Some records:
====================
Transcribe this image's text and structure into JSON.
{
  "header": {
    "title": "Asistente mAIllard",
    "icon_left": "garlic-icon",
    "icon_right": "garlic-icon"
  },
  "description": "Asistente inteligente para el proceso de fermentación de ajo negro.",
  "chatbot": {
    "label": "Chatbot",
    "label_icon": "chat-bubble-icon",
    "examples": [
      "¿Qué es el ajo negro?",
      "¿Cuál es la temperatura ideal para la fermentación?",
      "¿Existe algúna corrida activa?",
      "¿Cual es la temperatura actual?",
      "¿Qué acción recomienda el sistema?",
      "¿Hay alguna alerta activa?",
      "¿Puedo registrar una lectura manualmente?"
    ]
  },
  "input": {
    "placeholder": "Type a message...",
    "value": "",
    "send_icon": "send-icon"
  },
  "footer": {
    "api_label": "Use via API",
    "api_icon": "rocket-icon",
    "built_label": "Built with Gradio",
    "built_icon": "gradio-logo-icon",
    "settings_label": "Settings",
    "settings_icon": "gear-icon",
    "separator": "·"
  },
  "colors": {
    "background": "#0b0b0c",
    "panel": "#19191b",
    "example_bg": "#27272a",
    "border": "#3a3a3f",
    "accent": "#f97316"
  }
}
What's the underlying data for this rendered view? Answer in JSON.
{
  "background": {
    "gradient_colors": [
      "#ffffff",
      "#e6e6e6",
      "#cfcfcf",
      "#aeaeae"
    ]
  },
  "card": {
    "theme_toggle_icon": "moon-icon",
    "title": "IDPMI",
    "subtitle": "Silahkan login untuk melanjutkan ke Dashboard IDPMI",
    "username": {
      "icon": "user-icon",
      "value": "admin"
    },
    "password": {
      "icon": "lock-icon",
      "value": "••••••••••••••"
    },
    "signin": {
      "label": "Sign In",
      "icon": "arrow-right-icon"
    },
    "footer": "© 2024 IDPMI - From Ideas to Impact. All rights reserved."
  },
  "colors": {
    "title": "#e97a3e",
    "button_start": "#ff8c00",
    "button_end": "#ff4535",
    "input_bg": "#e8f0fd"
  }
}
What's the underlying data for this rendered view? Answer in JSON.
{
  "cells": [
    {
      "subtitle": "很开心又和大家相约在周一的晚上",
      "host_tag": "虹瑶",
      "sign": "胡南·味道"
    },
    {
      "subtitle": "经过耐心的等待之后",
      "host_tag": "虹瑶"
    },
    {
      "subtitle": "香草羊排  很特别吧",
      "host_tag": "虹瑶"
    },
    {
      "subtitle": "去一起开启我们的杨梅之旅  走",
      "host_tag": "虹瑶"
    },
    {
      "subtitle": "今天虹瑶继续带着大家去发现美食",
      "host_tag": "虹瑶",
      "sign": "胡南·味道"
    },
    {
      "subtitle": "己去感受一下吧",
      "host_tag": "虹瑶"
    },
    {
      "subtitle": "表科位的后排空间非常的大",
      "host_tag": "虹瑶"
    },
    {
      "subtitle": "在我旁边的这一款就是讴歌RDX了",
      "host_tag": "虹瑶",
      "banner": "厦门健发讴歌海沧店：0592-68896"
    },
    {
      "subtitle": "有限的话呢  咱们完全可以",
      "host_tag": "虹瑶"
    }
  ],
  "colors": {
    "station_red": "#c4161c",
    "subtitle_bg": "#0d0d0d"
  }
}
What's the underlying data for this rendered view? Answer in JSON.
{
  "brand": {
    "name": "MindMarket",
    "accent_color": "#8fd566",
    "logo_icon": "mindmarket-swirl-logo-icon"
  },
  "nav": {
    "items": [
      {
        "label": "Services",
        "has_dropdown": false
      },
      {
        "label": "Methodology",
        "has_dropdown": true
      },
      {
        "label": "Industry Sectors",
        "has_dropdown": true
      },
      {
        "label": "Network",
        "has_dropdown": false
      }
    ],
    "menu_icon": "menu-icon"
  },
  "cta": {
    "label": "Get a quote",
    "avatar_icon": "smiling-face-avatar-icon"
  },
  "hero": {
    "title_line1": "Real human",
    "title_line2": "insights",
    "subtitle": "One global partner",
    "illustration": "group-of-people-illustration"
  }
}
====================
Each record above must be given again exactly.

Transcribe this image's text and structure into JSON.
{
  "header": {
    "title": "Asistente mAIllard",
    "icon_left": "garlic-icon",
    "icon_right": "garlic-icon"
  },
  "description": "Asistente inteligente para el proceso de fermentación de ajo negro.",
  "chatbot": {
    "label": "Chatbot",
    "label_icon": "chat-bubble-icon",
    "examples": [
      "¿Qué es el ajo negro?",
      "¿Cuál es la temperatura ideal para la fermentación?",
      "¿Existe algúna corrida activa?",
      "¿Cual es la temperatura actual?",
      "¿Qué acción recomienda el sistema?",
      "¿Hay alguna alerta activa?",
      "¿Puedo registrar una lectura manualmente?"
    ]
  },
  "input": {
    "placeholder": "Type a message...",
    "value": "",
    "send_icon": "send-icon"
  },
  "footer": {
    "api_label": "Use via API",
    "api_icon": "rocket-icon",
    "built_label": "Built with Gradio",
    "built_icon": "gradio-logo-icon",
    "settings_label": "Settings",
    "settings_icon": "gear-icon",
    "separator": "·"
  },
  "colors": {
    "background": "#0b0b0c",
    "panel": "#19191b",
    "example_bg": "#27272a",
    "border": "#3a3a3f",
    "accent": "#f97316"
  }
}
What's the underlying data for this rendered view? Answer in JSON.
{
  "background": {
    "gradient_colors": [
      "#ffffff",
      "#e6e6e6",
      "#cfcfcf",
      "#aeaeae"
    ]
  },
  "card": {
    "theme_toggle_icon": "moon-icon",
    "title": "IDPMI",
    "subtitle": "Silahkan login untuk melanjutkan ke Dashboard IDPMI",
    "username": {
      "icon": "user-icon",
      "value": "admin"
    },
    "password": {
      "icon": "lock-icon",
      "value": "••••••••••••••"
    },
    "signin": {
      "label": "Sign In",
      "icon": "arrow-right-icon"
    },
    "footer": "© 2024 IDPMI - From Ideas to Impact. All rights reserved."
  },
  "colors": {
    "title": "#e97a3e",
    "button_start": "#ff8c00",
    "button_end": "#ff4535",
    "input_bg": "#e8f0fd"
  }
}
What's the underlying data for this rendered view? Answer in JSON.
{
  "cells": [
    {
      "subtitle": "很开心又和大家相约在周一的晚上",
      "host_tag": "虹瑶",
      "sign": "胡南·味道"
    },
    {
      "subtitle": "经过耐心的等待之后",
      "host_tag": "虹瑶"
    },
    {
      "subtitle": "香草羊排  很特别吧",
      "host_tag": "虹瑶"
    },
    {
      "subtitle": "去一起开启我们的杨梅之旅  走",
      "host_tag": "虹瑶"
    },
    {
      "subtitle": "今天虹瑶继续带着大家去发现美食",
      "host_tag": "虹瑶",
      "sign": "胡南·味道"
    },
    {
      "subtitle": "己去感受一下吧",
      "host_tag": "虹瑶"
    },
    {
      "subtitle": "表科位的后排空间非常的大",
      "host_tag": "虹瑶"
    },
    {
      "subtitle": "在我旁边的这一款就是讴歌RDX了",
      "host_tag": "虹瑶",
      "banner": "厦门健发讴歌海沧店：0592-68896"
    },
    {
      "subtitle": "有限的话呢  咱们完全可以",
      "host_tag": "虹瑶"
    }
  ],
  "colors": {
    "station_red": "#c4161c",
    "subtitle_bg": "#0d0d0d"
  }
}
What's the underlying data for this rendered view? Answer in JSON.
{
  "brand": {
    "name": "MindMarket",
    "accent_color": "#8fd566",
    "logo_icon": "mindmarket-swirl-logo-icon"
  },
  "nav": {
    "items": [
      {
        "label": "Services",
        "has_dropdown": false
      },
      {
        "label": "Methodology",
        "has_dropdown": true
      },
      {
        "label": "Industry Sectors",
        "has_dropdown": true
      },
      {
        "label": "Network",
        "has_dropdown": false
      }
    ],
    "menu_icon": "menu-icon"
  },
  "cta": {
    "label": "Get a quote",
    "avatar_icon": "smiling-face-avatar-icon"
  },
  "hero": {
    "title_line1": "Real human",
    "title_line2": "insights",
    "subtitle": "One global partner",
    "illustration": "group-of-people-illustration"
  }
}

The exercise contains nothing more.